(A block of data)

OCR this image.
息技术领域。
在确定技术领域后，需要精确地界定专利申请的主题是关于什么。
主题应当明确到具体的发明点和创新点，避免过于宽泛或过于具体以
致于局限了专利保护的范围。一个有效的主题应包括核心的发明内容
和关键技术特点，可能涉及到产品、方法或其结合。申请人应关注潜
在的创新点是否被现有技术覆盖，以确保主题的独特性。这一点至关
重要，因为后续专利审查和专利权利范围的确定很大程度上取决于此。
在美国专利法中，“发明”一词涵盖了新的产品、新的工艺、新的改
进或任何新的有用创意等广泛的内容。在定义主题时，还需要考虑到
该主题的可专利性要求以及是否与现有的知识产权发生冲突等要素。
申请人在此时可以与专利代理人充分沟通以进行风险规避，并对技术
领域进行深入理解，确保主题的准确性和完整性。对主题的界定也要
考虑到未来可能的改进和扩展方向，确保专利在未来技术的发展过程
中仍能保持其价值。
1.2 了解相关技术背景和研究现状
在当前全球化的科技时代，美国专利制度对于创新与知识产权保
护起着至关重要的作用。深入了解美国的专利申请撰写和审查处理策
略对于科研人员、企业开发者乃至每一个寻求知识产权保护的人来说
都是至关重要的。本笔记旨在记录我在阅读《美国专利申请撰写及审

Goal of the exercise: Each record above should be repeated exactly as it appears.

Complete output:
OCR this image.
息技术领域。
在确定技术领域后，需要精确地界定专利申请的主题是关于什么。
主题应当明确到具体的发明点和创新点，避免过于宽泛或过于具体以
致于局限了专利保护的范围。一个有效的主题应包括核心的发明内容
和关键技术特点，可能涉及到产品、方法或其结合。申请人应关注潜
在的创新点是否被现有技术覆盖，以确保主题的独特性。这一点至关
重要，因为后续专利审查和专利权利范围的确定很大程度上取决于此。
在美国专利法中，“发明”一词涵盖了新的产品、新的工艺、新的改
进或任何新的有用创意等广泛的内容。在定义主题时，还需要考虑到
该主题的可专利性要求以及是否与现有的知识产权发生冲突等要素。
申请人在此时可以与专利代理人充分沟通以进行风险规避，并对技术
领域进行深入理解，确保主题的准确性和完整性。对主题的界定也要
考虑到未来可能的改进和扩展方向，确保专利在未来技术的发展过程
中仍能保持其价值。
1.2 了解相关技术背景和研究现状
在当前全球化的科技时代，美国专利制度对于创新与知识产权保
护起着至关重要的作用。深入了解美国的专利申请撰写和审查处理策
略对于科研人员、企业开发者乃至每一个寻求知识产权保护的人来说
都是至关重要的。本笔记旨在记录我在阅读《美国专利申请撰写及审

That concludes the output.